* BEGIN Dataset entries *
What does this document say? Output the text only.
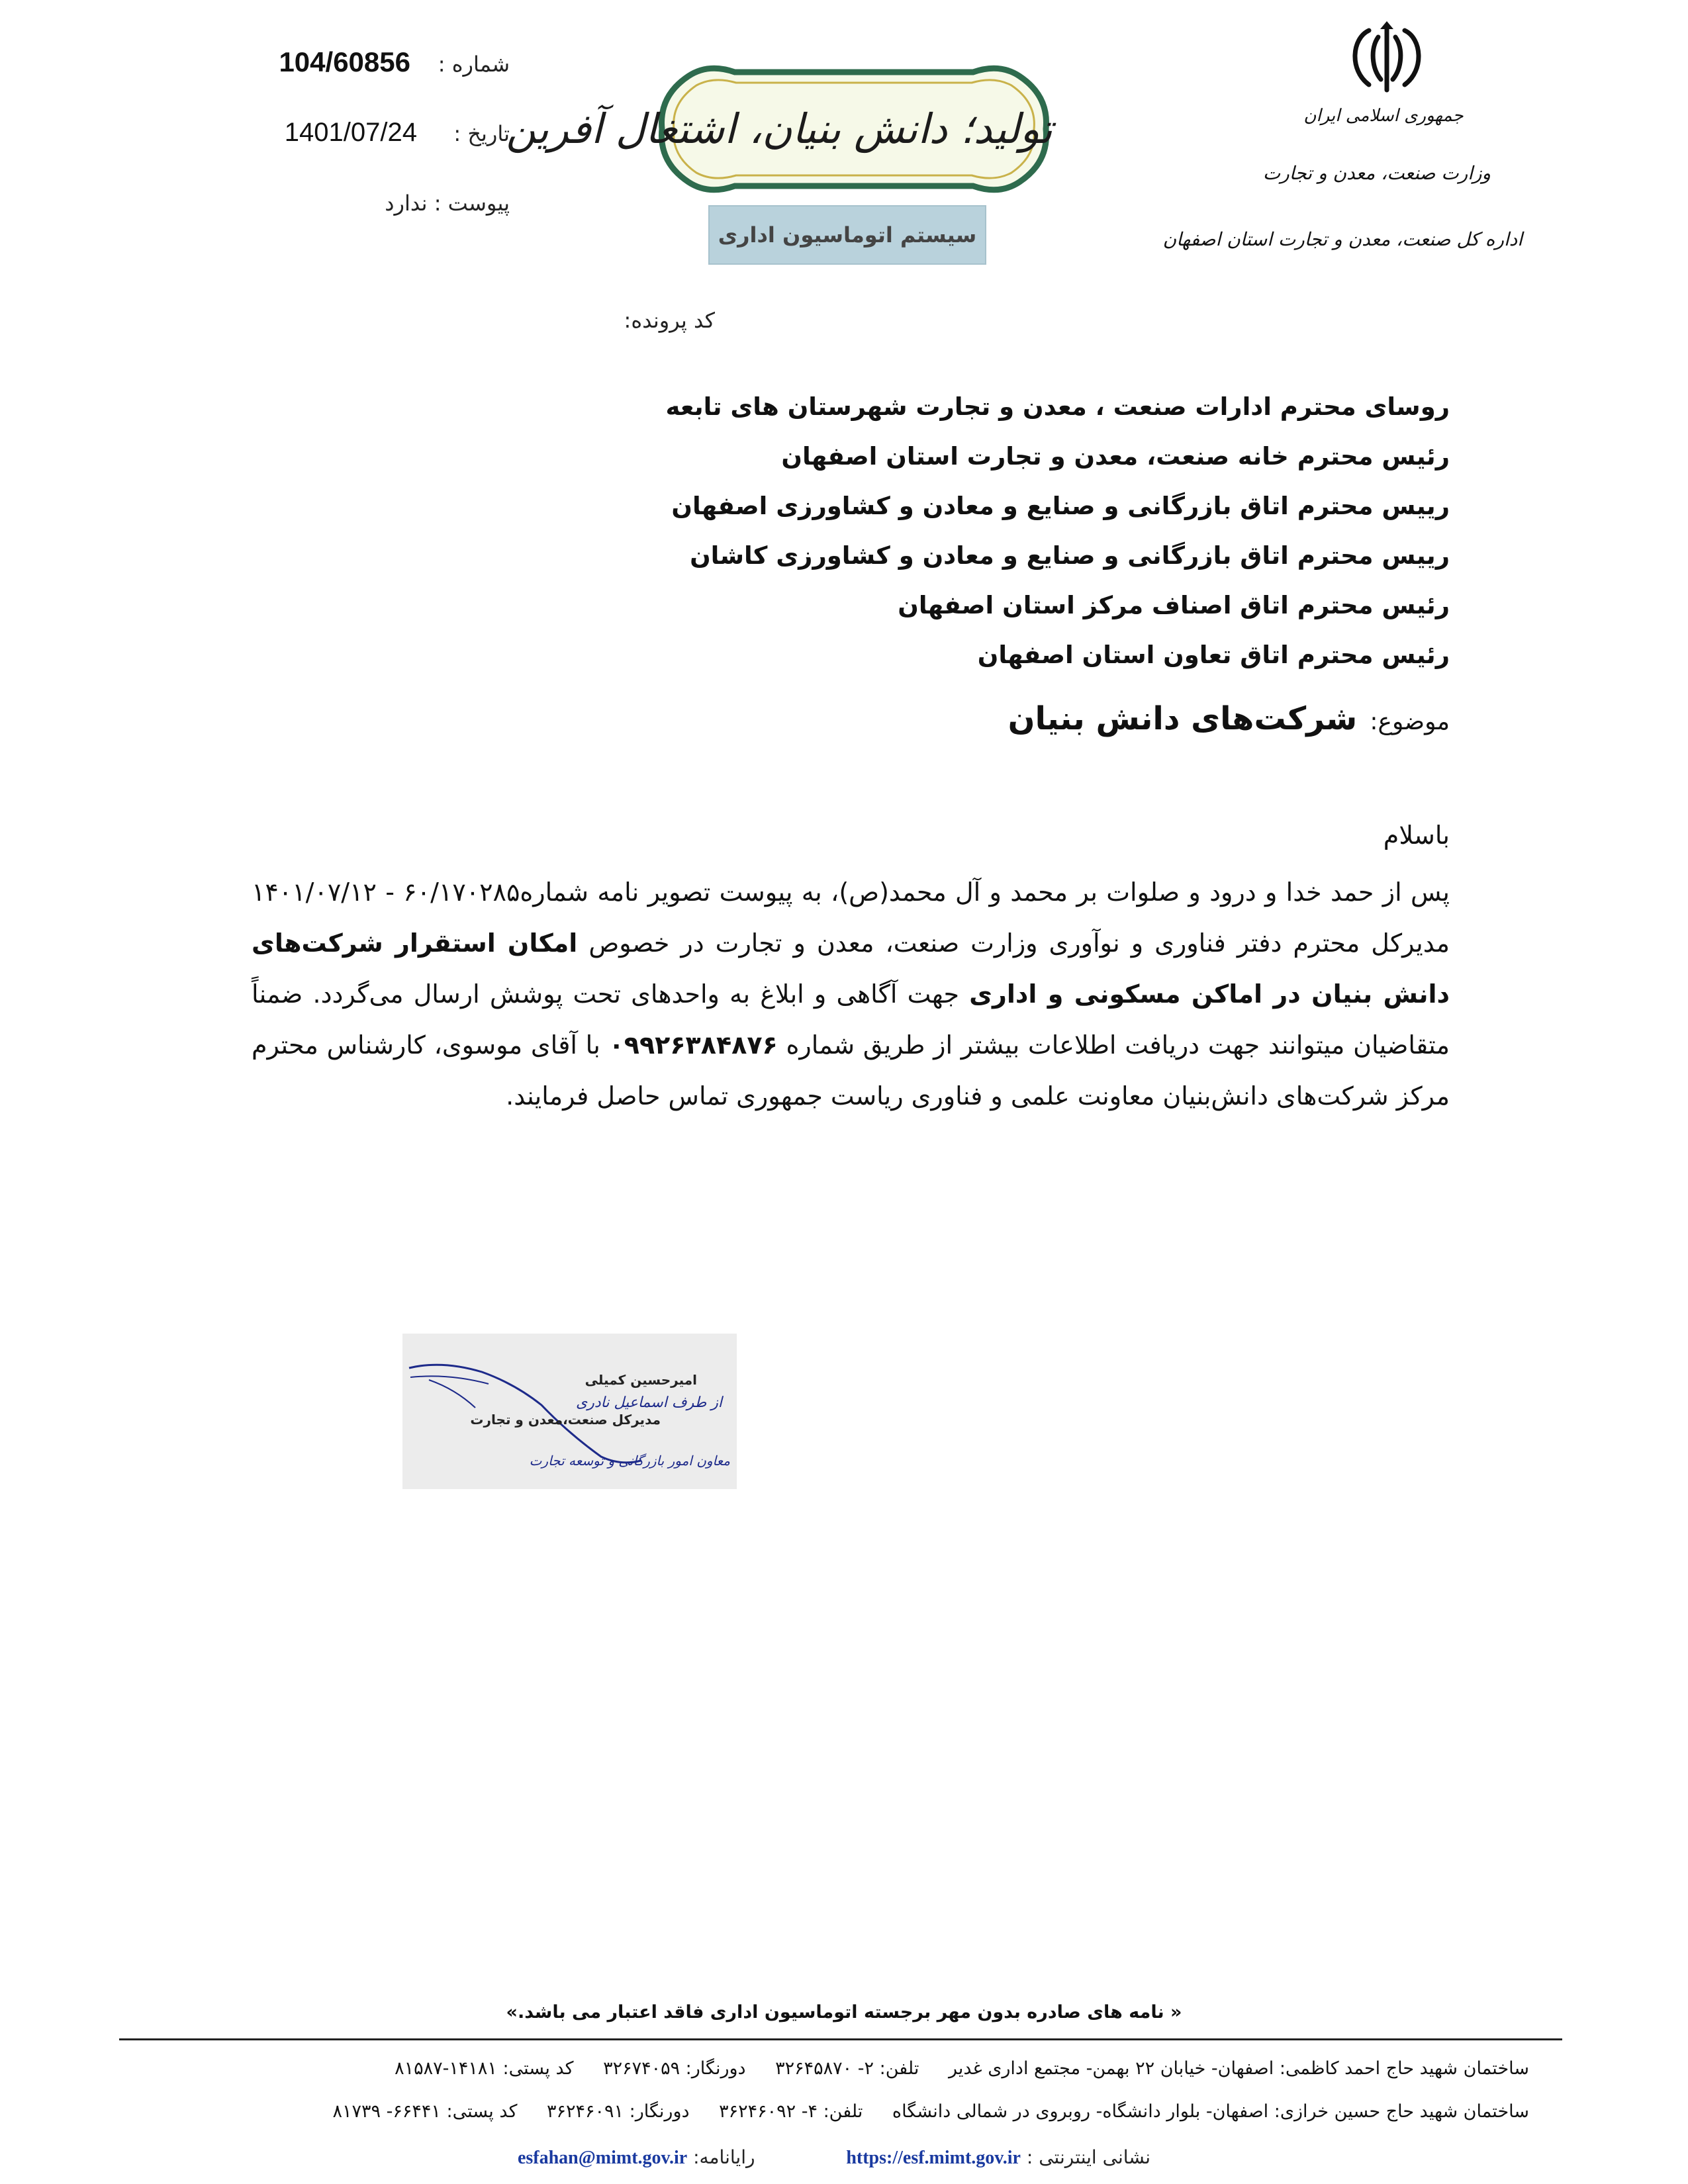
جمهوری اسلامی ایران
وزارت صنعت، معدن و تجارت
اداره کل صنعت، معدن و تجارت استان اصفهان
تولید؛ دانش بنیان، اشتغال آفرین
سیستم اتوماسیون اداری
شماره :
104/60856
تاریخ :
1401/07/24
پیوست : ندارد
کد پرونده:
روسای محترم ادارات صنعت ، معدن و تجارت شهرستان های تابعه
رئیس محترم خانه صنعت، معدن و تجارت استان اصفهان
رییس محترم اتاق بازرگانی و صنایع و معادن و کشاورزی اصفهان
رییس محترم اتاق بازرگانی و صنایع و معادن و کشاورزی کاشان
رئیس محترم اتاق اصناف مرکز استان اصفهان
رئیس محترم اتاق تعاون استان اصفهان
موضوع: شرکت‌های دانش بنیان
باسلام
پس از حمد خدا و درود و صلوات بر محمد و آل محمد(ص)، به پیوست تصویر نامه شماره۶۰/۱۷۰۲۸۵ - ۱۴۰۱/۰۷/۱۲ مدیرکل محترم دفتر فناوری و نوآوری وزارت صنعت، معدن و تجارت در خصوص امکان استقرار شرکت‌های دانش بنیان در اماکن مسکونی و اداری جهت آگاهی و ابلاغ به واحدهای تحت پوشش ارسال می‌گردد. ضمناً متقاضیان میتوانند جهت دریافت اطلاعات بیشتر از طریق شماره ۰۹۹۲۶۳۸۴۸۷۶ با آقای موسوی، کارشناس محترم مرکز شرکت‌های دانش‌بنیان معاونت علمی و فناوری ریاست جمهوری تماس حاصل فرمایند.
امیرحسین کمیلی
از طرف اسماعیل نادری
مدیرکل صنعت،معدن و تجارت
معاون امور بازرگانی و توسعه تجارت
« نامه های صادره بدون مهر برجسته اتوماسیون اداری فاقد اعتبار می باشد.»
ساختمان شهید حاج احمد کاظمی: اصفهان- خیابان ۲۲ بهمن- مجتمع اداری غدیر تلفن: ۲- ۳۲۶۴۵۸۷۰ دورنگار: ۳۲۶۷۴۰۵۹ کد پستی: ۱۴۱۸۱-۸۱۵۸۷
ساختمان شهید حاج حسین خرازی: اصفهان- بلوار دانشگاه- روبروی در شمالی دانشگاه تلفن: ۴- ۳۶۲۴۶۰۹۲ دورنگار: ۳۶۲۴۶۰۹۱ کد پستی: ۶۶۴۴۱- ۸۱۷۳۹
نشانی اینترنتی : https://esf.mimt.gov.ir  رایانامه: esfahan@mimt.gov.ir
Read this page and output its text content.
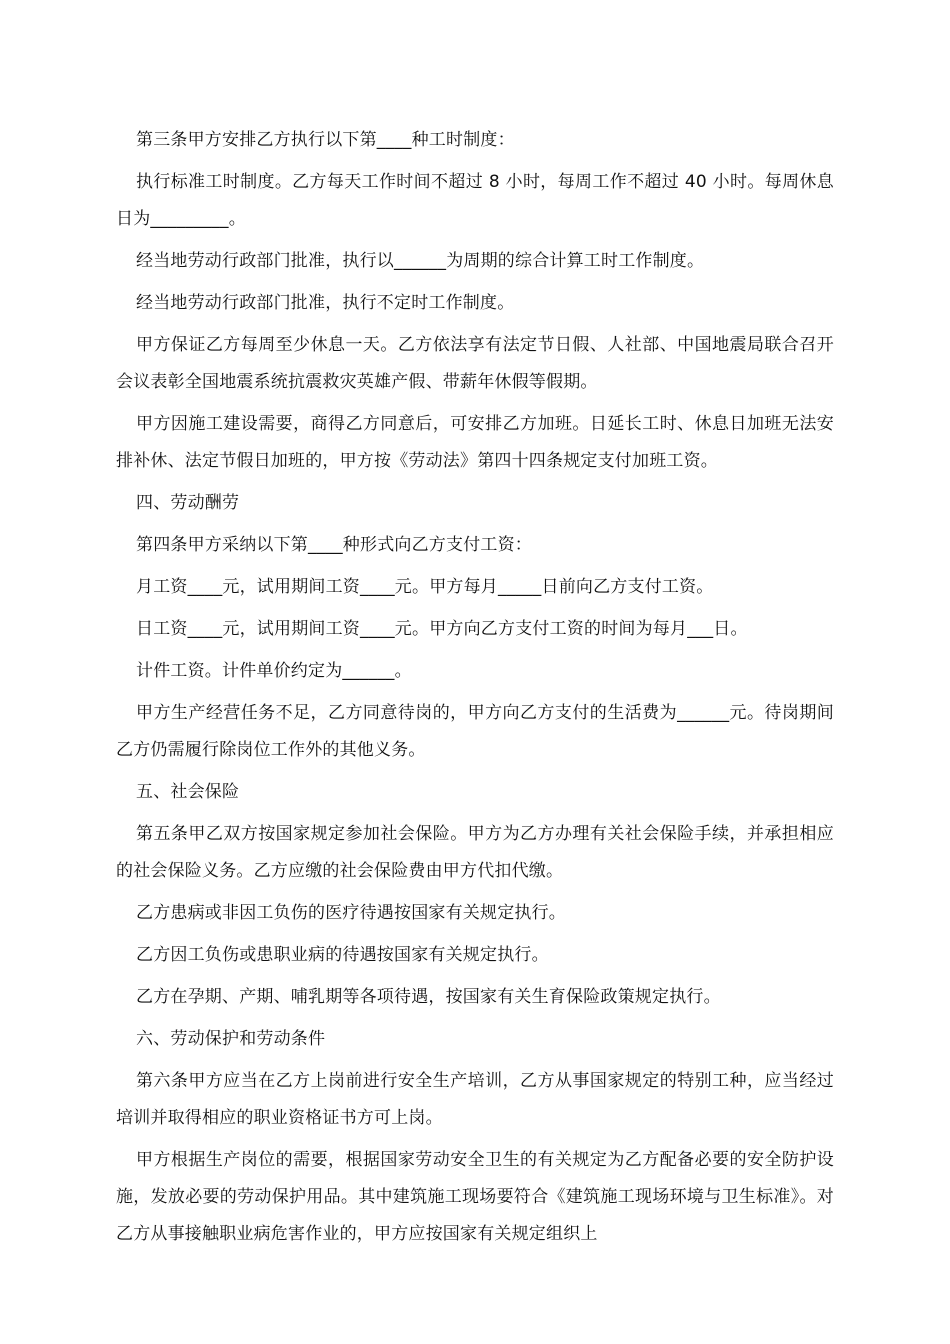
第三条甲方安排乙方执行以下第____种工时制度：

执行标准工时制度。乙方每天工作时间不超过 8 小时，每周工作不超过 40 小时。每周休息日为_________。

经当地劳动行政部门批准，执行以______为周期的综合计算工时工作制度。

经当地劳动行政部门批准，执行不定时工作制度。

甲方保证乙方每周至少休息一天。乙方依法享有法定节日假、人社部、中国地震局联合召开会议表彰全国地震系统抗震救灾英雄产假、带薪年休假等假期。

甲方因施工建设需要，商得乙方同意后，可安排乙方加班。日延长工时、休息日加班无法安排补休、法定节假日加班的，甲方按《劳动法》第四十四条规定支付加班工资。

四、劳动酬劳

第四条甲方采纳以下第____种形式向乙方支付工资：

月工资____元，试用期间工资____元。甲方每月_____日前向乙方支付工资。

日工资____元，试用期间工资____元。甲方向乙方支付工资的时间为每月___日。

计件工资。计件单价约定为______。

甲方生产经营任务不足，乙方同意待岗的，甲方向乙方支付的生活费为______元。待岗期间乙方仍需履行除岗位工作外的其他义务。

五、社会保险

第五条甲乙双方按国家规定参加社会保险。甲方为乙方办理有关社会保险手续，并承担相应的社会保险义务。乙方应缴的社会保险费由甲方代扣代缴。

乙方患病或非因工负伤的医疗待遇按国家有关规定执行。

乙方因工负伤或患职业病的待遇按国家有关规定执行。

乙方在孕期、产期、哺乳期等各项待遇，按国家有关生育保险政策规定执行。

六、劳动保护和劳动条件

第六条甲方应当在乙方上岗前进行安全生产培训，乙方从事国家规定的特别工种，应当经过培训并取得相应的职业资格证书方可上岗。

甲方根据生产岗位的需要，根据国家劳动安全卫生的有关规定为乙方配备必要的安全防护设施，发放必要的劳动保护用品。其中建筑施工现场要符合《建筑施工现场环境与卫生标准》。对乙方从事接触职业病危害作业的，甲方应按国家有关规定组织上
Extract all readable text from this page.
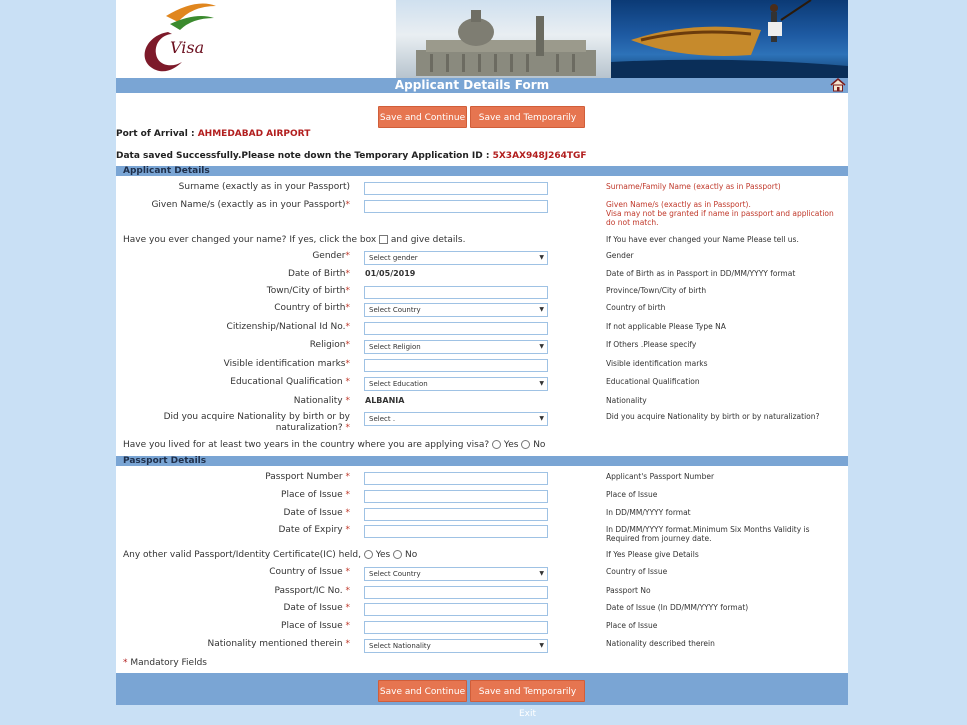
Visa
Applicant Details Form
Save and Continue	Save and Temporarily Exit
Port of Arrival : AHMEDABAD AIRPORT
Data saved Successfully.Please note down the Temporary Application ID : 5X3AX948J264TGF
Applicant Details
Surname (exactly as in your Passport)	Surname/Family Name (exactly as in Passport)
Given Name/s (exactly as in your Passport)*	Given Name/s (exactly as in Passport).
Visa may not be granted if name in passport and application do not match.
Have you ever changed your name? If yes, click the box and give details.	If You have ever changed your Name Please tell us.
Gender*	Select gender	▼	Gender
Date of Birth* 01/05/2019	Date of Birth as in Passport in DD/MM/YYYY format
Town/City of birth*	Province/Town/City of birth
Country of birth*	Select Country	▼	Country of birth
Citizenship/National Id No.*	If not applicable Please Type NA
Religion*	Select Religion	▼	If Others .Please specify
Visible identification marks*	Visible identification marks
Educational Qualification *	Select Education	▼	Educational Qualification
Nationality * ALBANIA	Nationality
Did you acquire Nationality by birth or by
naturalization? *
Select .	▼	Did you acquire Nationality by birth or by naturalization?
Have you lived for at least two years in the country where you are applying visa? Yes No
Passport Details
Passport Number *	Applicant's Passport Number
Place of Issue *	Place of Issue
Date of Issue *	In DD/MM/YYYY format
Date of Expiry *	In DD/MM/YYYY format.Minimum Six Months Validity is Required from journey date.
Any other valid Passport/Identity Certificate(IC) held, Yes No	If Yes Please give Details
Country of Issue *	Select Country	▼	Country of Issue
Passport/IC No. *	Passport No
Date of Issue *	Date of Issue (In DD/MM/YYYY format)
Place of Issue *	Place of Issue
Nationality mentioned therein *	Select Nationality	▼	Nationality described therein
* Mandatory Fields
Save and Continue	Save and Temporarily Exit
* END Dataset entries *
Using the data above, write out every line exactly, leaving the images behind.

What does this document say? Output the text only.
جمهوری اسلامی ایران
وزارت صنعت، معدن و تجارت
اداره کل صنعت، معدن و تجارت استان اصفهان
تولید؛ دانش بنیان، اشتغال آفرین
سیستم اتوماسیون اداری
شماره :
104/60856
تاریخ :
1401/07/24
پیوست : ندارد
کد پرونده:
روسای محترم ادارات صنعت ، معدن و تجارت شهرستان های تابعه
رئیس محترم خانه صنعت، معدن و تجارت استان اصفهان
رییس محترم اتاق بازرگانی و صنایع و معادن و کشاورزی اصفهان
رییس محترم اتاق بازرگانی و صنایع و معادن و کشاورزی کاشان
رئیس محترم اتاق اصناف مرکز استان اصفهان
رئیس محترم اتاق تعاون استان اصفهان
موضوع: شرکت‌های دانش بنیان
باسلام
پس از حمد خدا و درود و صلوات بر محمد و آل محمد(ص)، به پیوست تصویر نامه شماره۶۰/۱۷۰۲۸۵ - ۱۴۰۱/۰۷/۱۲ مدیرکل محترم دفتر فناوری و نوآوری وزارت صنعت، معدن و تجارت در خصوص امکان استقرار شرکت‌های دانش بنیان در اماکن مسکونی و اداری جهت آگاهی و ابلاغ به واحدهای تحت پوشش ارسال می‌گردد. ضمناً متقاضیان میتوانند جهت دریافت اطلاعات بیشتر از طریق شماره ۰۹۹۲۶۳۸۴۸۷۶ با آقای موسوی، کارشناس محترم مرکز شرکت‌های دانش‌بنیان معاونت علمی و فناوری ریاست جمهوری تماس حاصل فرمایند.
امیرحسین کمیلی
از طرف اسماعیل نادری
مدیرکل صنعت،معدن و تجارت
معاون امور بازرگانی و توسعه تجارت
« نامه های صادره بدون مهر برجسته اتوماسیون اداری فاقد اعتبار می باشد.»
ساختمان شهید حاج احمد کاظمی: اصفهان- خیابان ۲۲ بهمن- مجتمع اداری غدیر تلفن: ۲- ۳۲۶۴۵۸۷۰ دورنگار: ۳۲۶۷۴۰۵۹ کد پستی: ۱۴۱۸۱-۸۱۵۸۷
ساختمان شهید حاج حسین خرازی: اصفهان- بلوار دانشگاه- روبروی در شمالی دانشگاه تلفن: ۴- ۳۶۲۴۶۰۹۲ دورنگار: ۳۶۲۴۶۰۹۱ کد پستی: ۶۶۴۴۱- ۸۱۷۳۹
نشانی اینترنتی : https://esf.mimt.gov.ir  رایانامه: esfahan@mimt.gov.ir
Read this page and output its text content.
第三条甲方安排乙方执行以下第____种工时制度：

执行标准工时制度。乙方每天工作时间不超过 8 小时，每周工作不超过 40 小时。每周休息日为_________。

经当地劳动行政部门批准，执行以______为周期的综合计算工时工作制度。

经当地劳动行政部门批准，执行不定时工作制度。

甲方保证乙方每周至少休息一天。乙方依法享有法定节日假、人社部、中国地震局联合召开会议表彰全国地震系统抗震救灾英雄产假、带薪年休假等假期。

甲方因施工建设需要，商得乙方同意后，可安排乙方加班。日延长工时、休息日加班无法安排补休、法定节假日加班的，甲方按《劳动法》第四十四条规定支付加班工资。

四、劳动酬劳

第四条甲方采纳以下第____种形式向乙方支付工资：

月工资____元，试用期间工资____元。甲方每月_____日前向乙方支付工资。

日工资____元，试用期间工资____元。甲方向乙方支付工资的时间为每月___日。

计件工资。计件单价约定为______。

甲方生产经营任务不足，乙方同意待岗的，甲方向乙方支付的生活费为______元。待岗期间乙方仍需履行除岗位工作外的其他义务。

五、社会保险

第五条甲乙双方按国家规定参加社会保险。甲方为乙方办理有关社会保险手续，并承担相应的社会保险义务。乙方应缴的社会保险费由甲方代扣代缴。

乙方患病或非因工负伤的医疗待遇按国家有关规定执行。

乙方因工负伤或患职业病的待遇按国家有关规定执行。

乙方在孕期、产期、哺乳期等各项待遇，按国家有关生育保险政策规定执行。

六、劳动保护和劳动条件

第六条甲方应当在乙方上岗前进行安全生产培训，乙方从事国家规定的特别工种，应当经过培训并取得相应的职业资格证书方可上岗。

甲方根据生产岗位的需要，根据国家劳动安全卫生的有关规定为乙方配备必要的安全防护设施，发放必要的劳动保护用品。其中建筑施工现场要符合《建筑施工现场环境与卫生标准》。对乙方从事接触职业病危害作业的，甲方应按国家有关规定组织上
Extract all readable text from this page.
Visa
Applicant Details Form
Save and Continue	Save and Temporarily Exit
Port of Arrival : AHMEDABAD AIRPORT
Data saved Successfully.Please note down the Temporary Application ID : 5X3AX948J264TGF
Applicant Details
Surname (exactly as in your Passport)	Surname/Family Name (exactly as in Passport)
Given Name/s (exactly as in your Passport)*	Given Name/s (exactly as in Passport).
Visa may not be granted if name in passport and application do not match.
Have you ever changed your name? If yes, click the box and give details.	If You have ever changed your Name Please tell us.
Gender*	Select gender	▼	Gender
Date of Birth* 01/05/2019	Date of Birth as in Passport in DD/MM/YYYY format
Town/City of birth*	Province/Town/City of birth
Country of birth*	Select Country	▼	Country of birth
Citizenship/National Id No.*	If not applicable Please Type NA
Religion*	Select Religion	▼	If Others .Please specify
Visible identification marks*	Visible identification marks
Educational Qualification *	Select Education	▼	Educational Qualification
Nationality * ALBANIA	Nationality
Did you acquire Nationality by birth or by
naturalization? *
Select .	▼	Did you acquire Nationality by birth or by naturalization?
Have you lived for at least two years in the country where you are applying visa? Yes No
Passport Details
Passport Number *	Applicant's Passport Number
Place of Issue *	Place of Issue
Date of Issue *	In DD/MM/YYYY format
Date of Expiry *	In DD/MM/YYYY format.Minimum Six Months Validity is Required from journey date.
Any other valid Passport/Identity Certificate(IC) held, Yes No	If Yes Please give Details
Country of Issue *	Select Country	▼	Country of Issue
Passport/IC No. *	Passport No
Date of Issue *	Date of Issue (In DD/MM/YYYY format)
Place of Issue *	Place of Issue
Nationality mentioned therein *	Select Nationality	▼	Nationality described therein
* Mandatory Fields
Save and Continue	Save and Temporarily Exit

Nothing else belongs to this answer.